■ **TASK DATA**:

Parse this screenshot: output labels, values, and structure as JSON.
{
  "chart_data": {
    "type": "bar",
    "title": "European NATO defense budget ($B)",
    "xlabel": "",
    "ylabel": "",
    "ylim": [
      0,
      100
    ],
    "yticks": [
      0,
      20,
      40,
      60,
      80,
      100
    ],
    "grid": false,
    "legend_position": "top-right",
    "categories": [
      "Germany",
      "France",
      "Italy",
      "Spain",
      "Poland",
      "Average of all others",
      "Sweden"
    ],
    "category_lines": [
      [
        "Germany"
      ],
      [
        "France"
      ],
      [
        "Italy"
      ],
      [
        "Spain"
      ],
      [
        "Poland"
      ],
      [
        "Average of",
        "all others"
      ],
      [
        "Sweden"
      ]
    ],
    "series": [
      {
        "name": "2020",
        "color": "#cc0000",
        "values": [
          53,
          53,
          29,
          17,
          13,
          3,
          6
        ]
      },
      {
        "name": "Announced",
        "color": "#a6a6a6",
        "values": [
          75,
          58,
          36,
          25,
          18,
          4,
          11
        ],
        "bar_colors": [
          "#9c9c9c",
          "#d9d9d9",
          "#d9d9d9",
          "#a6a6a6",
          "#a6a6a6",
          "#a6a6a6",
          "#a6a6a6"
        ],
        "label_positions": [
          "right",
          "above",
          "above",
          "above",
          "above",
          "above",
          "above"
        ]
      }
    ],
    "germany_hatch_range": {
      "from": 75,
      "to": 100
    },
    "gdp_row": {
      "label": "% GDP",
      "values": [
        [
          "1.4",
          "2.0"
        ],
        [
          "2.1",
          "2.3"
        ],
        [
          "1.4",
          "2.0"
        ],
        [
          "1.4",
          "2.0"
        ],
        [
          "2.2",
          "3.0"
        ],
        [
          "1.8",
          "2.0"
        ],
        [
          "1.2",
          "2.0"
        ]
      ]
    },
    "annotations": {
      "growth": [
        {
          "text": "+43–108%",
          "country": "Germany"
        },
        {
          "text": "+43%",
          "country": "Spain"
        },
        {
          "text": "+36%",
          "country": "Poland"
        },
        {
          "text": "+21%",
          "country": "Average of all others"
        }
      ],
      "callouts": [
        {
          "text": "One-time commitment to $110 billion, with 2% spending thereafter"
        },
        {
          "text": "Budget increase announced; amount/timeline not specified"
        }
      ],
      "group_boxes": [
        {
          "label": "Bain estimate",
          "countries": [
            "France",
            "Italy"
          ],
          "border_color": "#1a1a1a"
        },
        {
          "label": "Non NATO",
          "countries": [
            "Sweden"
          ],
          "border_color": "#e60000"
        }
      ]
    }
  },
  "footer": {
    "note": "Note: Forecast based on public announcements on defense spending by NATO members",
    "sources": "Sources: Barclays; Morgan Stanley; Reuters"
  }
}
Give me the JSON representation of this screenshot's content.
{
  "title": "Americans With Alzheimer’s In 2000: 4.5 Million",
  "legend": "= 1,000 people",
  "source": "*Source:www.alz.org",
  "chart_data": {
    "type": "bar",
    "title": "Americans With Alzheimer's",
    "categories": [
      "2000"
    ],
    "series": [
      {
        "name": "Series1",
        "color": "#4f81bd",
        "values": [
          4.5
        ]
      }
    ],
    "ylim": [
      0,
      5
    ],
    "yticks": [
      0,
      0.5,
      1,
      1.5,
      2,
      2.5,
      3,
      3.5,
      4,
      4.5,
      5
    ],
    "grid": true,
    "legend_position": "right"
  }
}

■ **TO DO**: Print the material above once more, exactly.

■ **WRITTEN SOLUTION**:
Parse this screenshot: output labels, values, and structure as JSON.
{
  "chart_data": {
    "type": "bar",
    "title": "European NATO defense budget ($B)",
    "xlabel": "",
    "ylabel": "",
    "ylim": [
      0,
      100
    ],
    "yticks": [
      0,
      20,
      40,
      60,
      80,
      100
    ],
    "grid": false,
    "legend_position": "top-right",
    "categories": [
      "Germany",
      "France",
      "Italy",
      "Spain",
      "Poland",
      "Average of all others",
      "Sweden"
    ],
    "category_lines": [
      [
        "Germany"
      ],
      [
        "France"
      ],
      [
        "Italy"
      ],
      [
        "Spain"
      ],
      [
        "Poland"
      ],
      [
        "Average of",
        "all others"
      ],
      [
        "Sweden"
      ]
    ],
    "series": [
      {
        "name": "2020",
        "color": "#cc0000",
        "values": [
          53,
          53,
          29,
          17,
          13,
          3,
          6
        ]
      },
      {
        "name": "Announced",
        "color": "#a6a6a6",
        "values": [
          75,
          58,
          36,
          25,
          18,
          4,
          11
        ],
        "bar_colors": [
          "#9c9c9c",
          "#d9d9d9",
          "#d9d9d9",
          "#a6a6a6",
          "#a6a6a6",
          "#a6a6a6",
          "#a6a6a6"
        ],
        "label_positions": [
          "right",
          "above",
          "above",
          "above",
          "above",
          "above",
          "above"
        ]
      }
    ],
    "germany_hatch_range": {
      "from": 75,
      "to": 100
    },
    "gdp_row": {
      "label": "% GDP",
      "values": [
        [
          "1.4",
          "2.0"
        ],
        [
          "2.1",
          "2.3"
        ],
        [
          "1.4",
          "2.0"
        ],
        [
          "1.4",
          "2.0"
        ],
        [
          "2.2",
          "3.0"
        ],
        [
          "1.8",
          "2.0"
        ],
        [
          "1.2",
          "2.0"
        ]
      ]
    },
    "annotations": {
      "growth": [
        {
          "text": "+43–108%",
          "country": "Germany"
        },
        {
          "text": "+43%",
          "country": "Spain"
        },
        {
          "text": "+36%",
          "country": "Poland"
        },
        {
          "text": "+21%",
          "country": "Average of all others"
        }
      ],
      "callouts": [
        {
          "text": "One-time commitment to $110 billion, with 2% spending thereafter"
        },
        {
          "text": "Budget increase announced; amount/timeline not specified"
        }
      ],
      "group_boxes": [
        {
          "label": "Bain estimate",
          "countries": [
            "France",
            "Italy"
          ],
          "border_color": "#1a1a1a"
        },
        {
          "label": "Non NATO",
          "countries": [
            "Sweden"
          ],
          "border_color": "#e60000"
        }
      ]
    }
  },
  "footer": {
    "note": "Note: Forecast based on public announcements on defense spending by NATO members",
    "sources": "Sources: Barclays; Morgan Stanley; Reuters"
  }
}
Give me the JSON representation of this screenshot's content.
{
  "title": "Americans With Alzheimer’s In 2000: 4.5 Million",
  "legend": "= 1,000 people",
  "source": "*Source:www.alz.org",
  "chart_data": {
    "type": "bar",
    "title": "Americans With Alzheimer's",
    "categories": [
      "2000"
    ],
    "series": [
      {
        "name": "Series1",
        "color": "#4f81bd",
        "values": [
          4.5
        ]
      }
    ],
    "ylim": [
      0,
      5
    ],
    "yticks": [
      0,
      0.5,
      1,
      1.5,
      2,
      2.5,
      3,
      3.5,
      4,
      4.5,
      5
    ],
    "grid": true,
    "legend_position": "right"
  }
}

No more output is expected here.